Material for this exercise »
* * * * * * *
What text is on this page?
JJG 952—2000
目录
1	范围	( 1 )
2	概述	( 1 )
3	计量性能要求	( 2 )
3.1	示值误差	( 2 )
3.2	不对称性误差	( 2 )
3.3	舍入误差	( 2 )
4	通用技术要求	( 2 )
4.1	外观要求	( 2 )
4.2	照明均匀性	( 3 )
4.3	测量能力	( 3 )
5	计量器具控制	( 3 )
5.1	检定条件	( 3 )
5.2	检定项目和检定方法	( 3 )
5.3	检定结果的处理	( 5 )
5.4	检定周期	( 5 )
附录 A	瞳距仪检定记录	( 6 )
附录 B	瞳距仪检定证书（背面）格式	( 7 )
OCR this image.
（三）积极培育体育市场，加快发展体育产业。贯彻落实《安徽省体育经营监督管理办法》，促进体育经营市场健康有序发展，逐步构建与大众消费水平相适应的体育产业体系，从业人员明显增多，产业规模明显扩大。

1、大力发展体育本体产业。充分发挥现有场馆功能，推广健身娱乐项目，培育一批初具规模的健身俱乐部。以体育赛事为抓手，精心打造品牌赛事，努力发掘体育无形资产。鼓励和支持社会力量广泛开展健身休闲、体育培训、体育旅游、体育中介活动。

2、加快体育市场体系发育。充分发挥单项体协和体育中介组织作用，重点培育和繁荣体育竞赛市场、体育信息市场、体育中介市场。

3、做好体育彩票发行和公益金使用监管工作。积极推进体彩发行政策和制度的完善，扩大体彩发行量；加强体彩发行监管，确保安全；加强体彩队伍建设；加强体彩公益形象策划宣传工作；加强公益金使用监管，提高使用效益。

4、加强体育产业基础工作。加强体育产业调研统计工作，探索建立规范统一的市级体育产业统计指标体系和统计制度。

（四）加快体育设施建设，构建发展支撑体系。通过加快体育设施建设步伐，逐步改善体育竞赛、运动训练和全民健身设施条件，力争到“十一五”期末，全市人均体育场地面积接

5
* * * * * * *
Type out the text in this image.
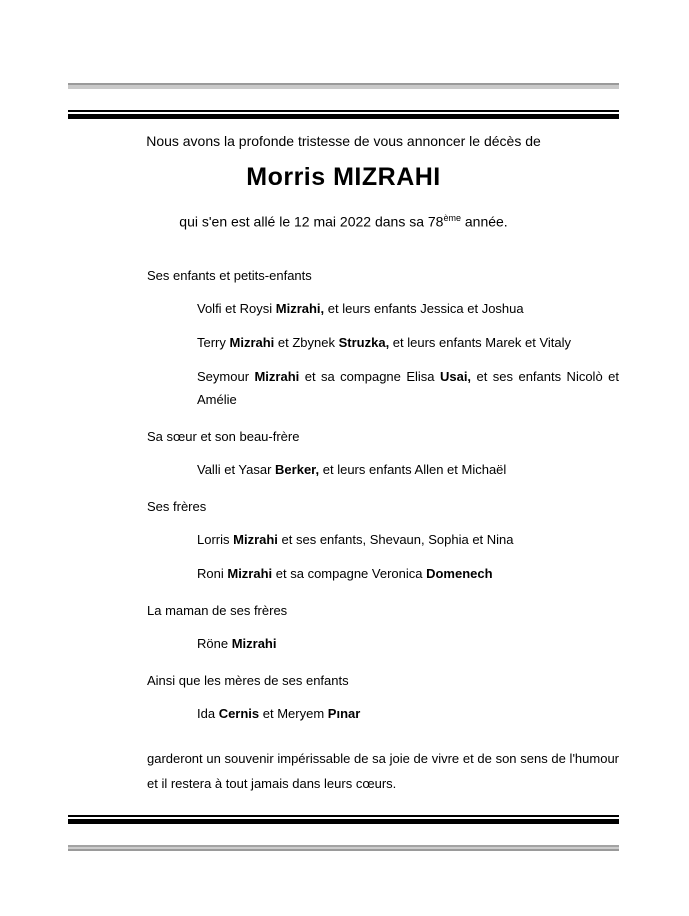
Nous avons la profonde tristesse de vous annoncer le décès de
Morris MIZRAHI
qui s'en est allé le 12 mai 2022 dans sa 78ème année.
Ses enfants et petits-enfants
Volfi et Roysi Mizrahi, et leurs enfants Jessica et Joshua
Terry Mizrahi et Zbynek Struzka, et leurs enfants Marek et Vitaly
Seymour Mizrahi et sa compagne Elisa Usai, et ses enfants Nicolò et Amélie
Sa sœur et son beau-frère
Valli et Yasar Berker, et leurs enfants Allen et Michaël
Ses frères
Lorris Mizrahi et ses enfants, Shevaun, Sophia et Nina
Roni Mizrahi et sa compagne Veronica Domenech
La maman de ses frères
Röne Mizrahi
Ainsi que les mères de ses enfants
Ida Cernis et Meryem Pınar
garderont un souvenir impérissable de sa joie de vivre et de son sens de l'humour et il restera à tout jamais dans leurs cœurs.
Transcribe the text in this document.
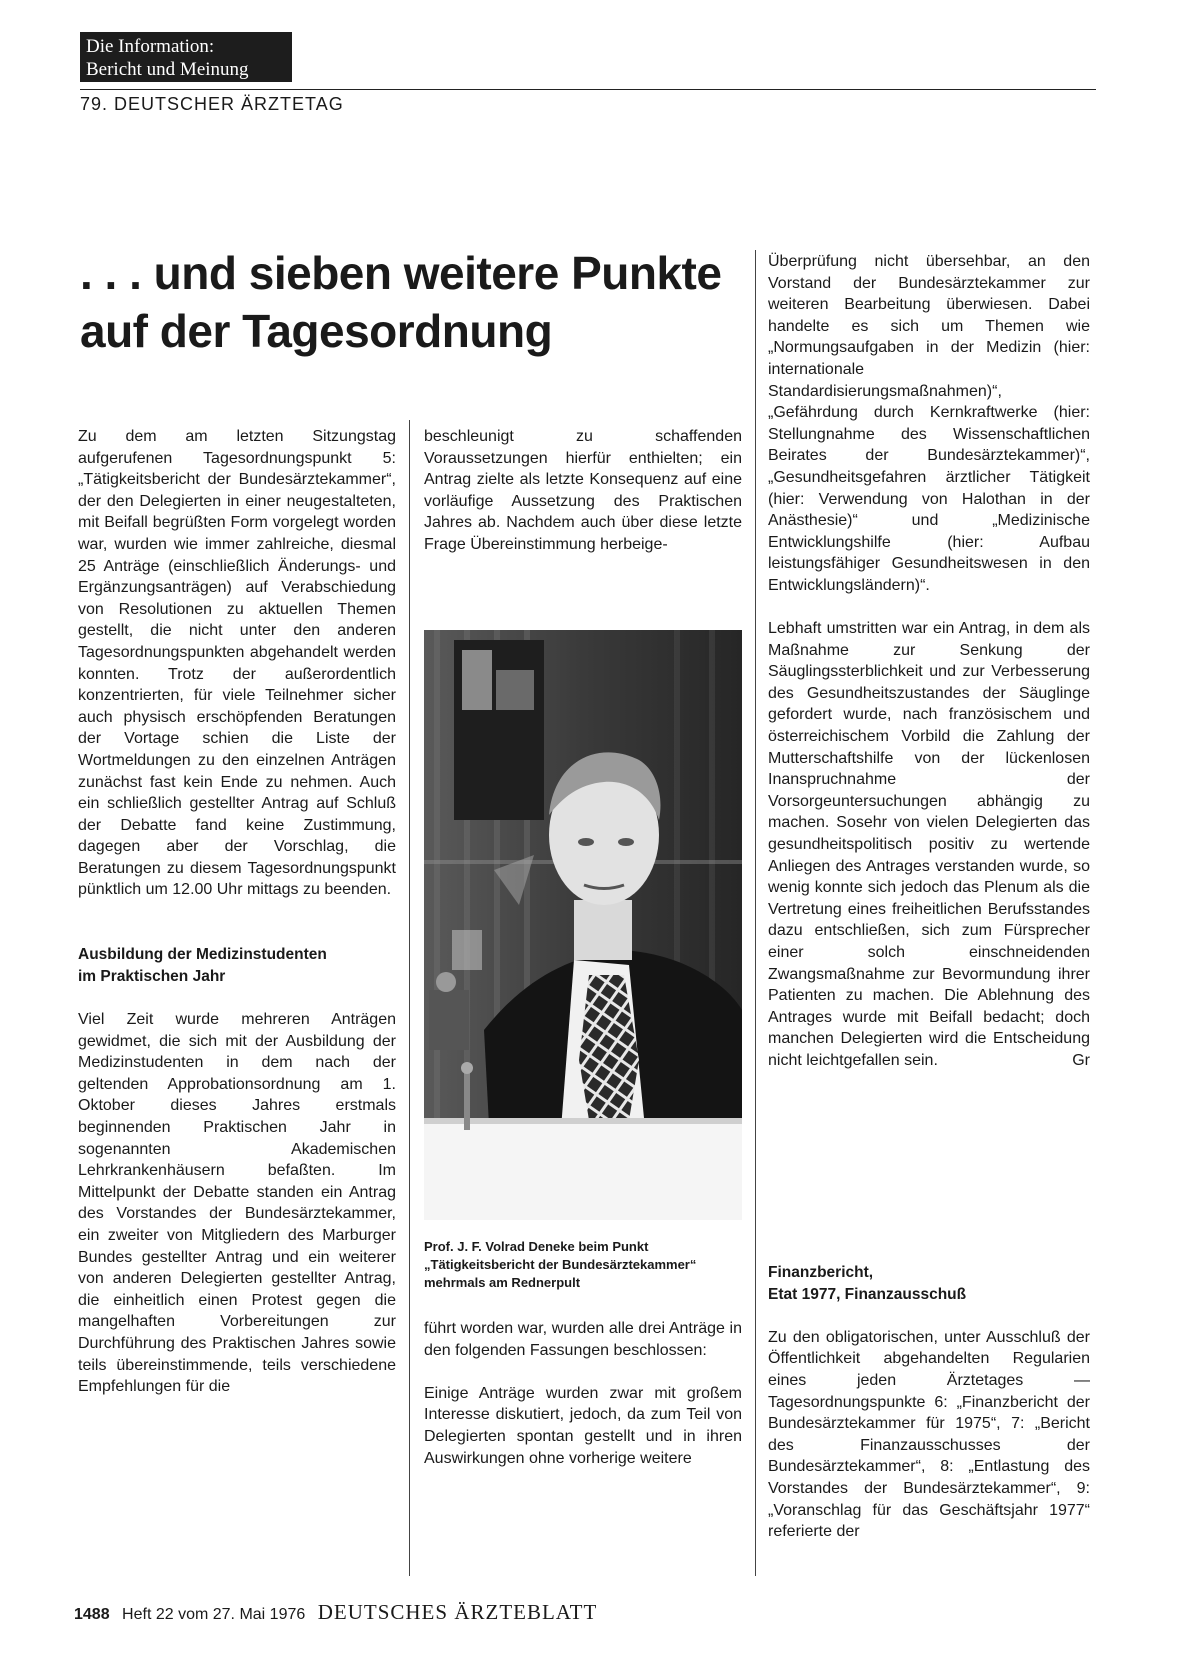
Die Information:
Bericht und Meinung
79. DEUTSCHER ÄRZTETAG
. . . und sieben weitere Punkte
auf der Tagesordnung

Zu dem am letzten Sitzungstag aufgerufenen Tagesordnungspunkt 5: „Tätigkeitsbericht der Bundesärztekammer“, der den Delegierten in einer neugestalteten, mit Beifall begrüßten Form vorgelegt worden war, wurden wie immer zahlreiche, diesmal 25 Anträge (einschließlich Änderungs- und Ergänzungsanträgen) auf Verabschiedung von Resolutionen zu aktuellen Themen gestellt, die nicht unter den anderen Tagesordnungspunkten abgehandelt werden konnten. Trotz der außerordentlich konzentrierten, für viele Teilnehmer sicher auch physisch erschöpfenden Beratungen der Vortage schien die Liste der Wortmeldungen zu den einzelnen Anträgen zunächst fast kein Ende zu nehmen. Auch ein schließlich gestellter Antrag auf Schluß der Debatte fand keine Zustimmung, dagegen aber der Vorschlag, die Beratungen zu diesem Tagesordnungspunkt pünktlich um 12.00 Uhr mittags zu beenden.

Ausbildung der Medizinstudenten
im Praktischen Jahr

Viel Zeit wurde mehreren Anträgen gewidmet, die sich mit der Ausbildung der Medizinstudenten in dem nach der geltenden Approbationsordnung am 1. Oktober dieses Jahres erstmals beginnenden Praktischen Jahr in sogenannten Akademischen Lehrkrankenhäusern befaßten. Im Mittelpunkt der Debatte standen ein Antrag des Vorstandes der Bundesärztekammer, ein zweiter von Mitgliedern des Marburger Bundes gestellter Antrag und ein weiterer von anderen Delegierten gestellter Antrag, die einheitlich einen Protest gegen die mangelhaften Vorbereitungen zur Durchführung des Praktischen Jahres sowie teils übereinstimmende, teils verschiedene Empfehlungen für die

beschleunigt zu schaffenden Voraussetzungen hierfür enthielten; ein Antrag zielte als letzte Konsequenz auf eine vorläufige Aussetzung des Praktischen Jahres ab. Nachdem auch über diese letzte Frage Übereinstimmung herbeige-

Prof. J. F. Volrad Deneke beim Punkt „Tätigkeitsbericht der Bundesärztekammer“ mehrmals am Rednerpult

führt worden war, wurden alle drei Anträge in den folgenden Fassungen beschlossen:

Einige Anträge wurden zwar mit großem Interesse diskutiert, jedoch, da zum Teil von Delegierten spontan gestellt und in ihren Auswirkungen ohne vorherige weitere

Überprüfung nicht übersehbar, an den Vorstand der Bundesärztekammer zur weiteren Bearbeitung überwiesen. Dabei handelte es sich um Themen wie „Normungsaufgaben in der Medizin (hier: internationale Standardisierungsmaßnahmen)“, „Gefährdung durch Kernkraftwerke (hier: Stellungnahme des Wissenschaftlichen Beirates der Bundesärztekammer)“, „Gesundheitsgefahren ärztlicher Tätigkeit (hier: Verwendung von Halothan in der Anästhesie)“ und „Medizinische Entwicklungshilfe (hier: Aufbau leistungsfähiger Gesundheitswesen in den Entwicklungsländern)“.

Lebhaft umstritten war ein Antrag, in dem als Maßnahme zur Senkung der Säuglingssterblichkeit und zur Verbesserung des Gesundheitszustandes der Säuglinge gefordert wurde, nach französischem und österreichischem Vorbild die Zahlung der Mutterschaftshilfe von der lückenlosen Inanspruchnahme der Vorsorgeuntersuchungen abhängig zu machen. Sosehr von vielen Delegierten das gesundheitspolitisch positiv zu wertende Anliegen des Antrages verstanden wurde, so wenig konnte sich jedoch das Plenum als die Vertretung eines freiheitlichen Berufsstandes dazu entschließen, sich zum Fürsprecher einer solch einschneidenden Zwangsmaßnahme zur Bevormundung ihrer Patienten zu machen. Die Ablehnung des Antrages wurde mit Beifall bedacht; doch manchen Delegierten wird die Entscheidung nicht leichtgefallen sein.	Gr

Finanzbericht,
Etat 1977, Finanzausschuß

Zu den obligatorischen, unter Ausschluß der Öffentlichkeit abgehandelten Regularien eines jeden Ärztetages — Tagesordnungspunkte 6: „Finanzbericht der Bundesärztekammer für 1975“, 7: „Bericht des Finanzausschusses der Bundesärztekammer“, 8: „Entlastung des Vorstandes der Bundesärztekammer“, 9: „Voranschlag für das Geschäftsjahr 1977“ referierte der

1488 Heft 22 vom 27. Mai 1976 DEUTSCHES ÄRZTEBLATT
* * * * * * *
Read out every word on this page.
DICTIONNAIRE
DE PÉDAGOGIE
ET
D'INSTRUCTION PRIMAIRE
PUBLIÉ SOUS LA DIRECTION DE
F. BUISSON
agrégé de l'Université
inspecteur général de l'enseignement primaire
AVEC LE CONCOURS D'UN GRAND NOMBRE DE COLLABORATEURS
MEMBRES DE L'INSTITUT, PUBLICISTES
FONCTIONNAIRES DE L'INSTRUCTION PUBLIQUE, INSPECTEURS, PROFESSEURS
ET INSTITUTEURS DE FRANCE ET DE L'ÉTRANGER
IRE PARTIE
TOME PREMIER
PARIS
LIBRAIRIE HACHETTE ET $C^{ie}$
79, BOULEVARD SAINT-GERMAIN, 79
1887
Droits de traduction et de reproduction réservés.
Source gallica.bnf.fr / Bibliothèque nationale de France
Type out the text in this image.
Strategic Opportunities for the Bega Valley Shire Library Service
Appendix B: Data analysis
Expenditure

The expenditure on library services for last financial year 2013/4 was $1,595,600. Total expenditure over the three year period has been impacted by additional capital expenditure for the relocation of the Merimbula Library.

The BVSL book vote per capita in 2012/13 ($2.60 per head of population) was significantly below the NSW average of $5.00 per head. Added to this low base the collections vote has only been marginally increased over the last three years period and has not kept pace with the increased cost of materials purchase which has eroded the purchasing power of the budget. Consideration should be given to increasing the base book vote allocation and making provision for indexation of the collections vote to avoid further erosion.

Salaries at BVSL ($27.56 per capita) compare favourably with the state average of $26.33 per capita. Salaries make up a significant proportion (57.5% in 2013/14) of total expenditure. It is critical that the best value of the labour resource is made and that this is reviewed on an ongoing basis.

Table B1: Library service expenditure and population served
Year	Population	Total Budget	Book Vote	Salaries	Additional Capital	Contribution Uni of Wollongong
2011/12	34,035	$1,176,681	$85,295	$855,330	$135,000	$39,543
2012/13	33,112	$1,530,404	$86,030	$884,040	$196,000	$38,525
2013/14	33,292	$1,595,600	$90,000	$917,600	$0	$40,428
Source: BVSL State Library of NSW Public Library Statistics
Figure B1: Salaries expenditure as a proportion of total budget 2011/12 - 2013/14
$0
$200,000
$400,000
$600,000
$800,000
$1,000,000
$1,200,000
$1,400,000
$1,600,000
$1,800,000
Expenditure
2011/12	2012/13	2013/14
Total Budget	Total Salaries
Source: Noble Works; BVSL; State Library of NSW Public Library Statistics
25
* * * * * * *
Work to complete » Lines containing the word "BVSL" must all be returned from the material above.

Correct answer »
The BVSL book vote per capita in 2012/13 ($2.60 per head of population) was significantly below the NSW average of $5.00 per head. Added to this low base the collections vote has only been marginally increased over the last three years period and has not kept pace with the increased cost of materials purchase which has eroded the purchasing power of the budget. Consideration should be given to increasing the base book vote allocation and making provision for indexation of the collections vote to avoid further erosion.
Salaries at BVSL ($27.56 per capita) compare favourably with the state average of $26.33 per capita. Salaries make up a significant proportion (57.5% in 2013/14) of total expenditure. It is critical that the best value of the labour resource is made and that this is reviewed on an ongoing basis.
Source: BVSL State Library of NSW Public Library Statistics
Source: Noble Works; BVSL; State Library of NSW Public Library Statistics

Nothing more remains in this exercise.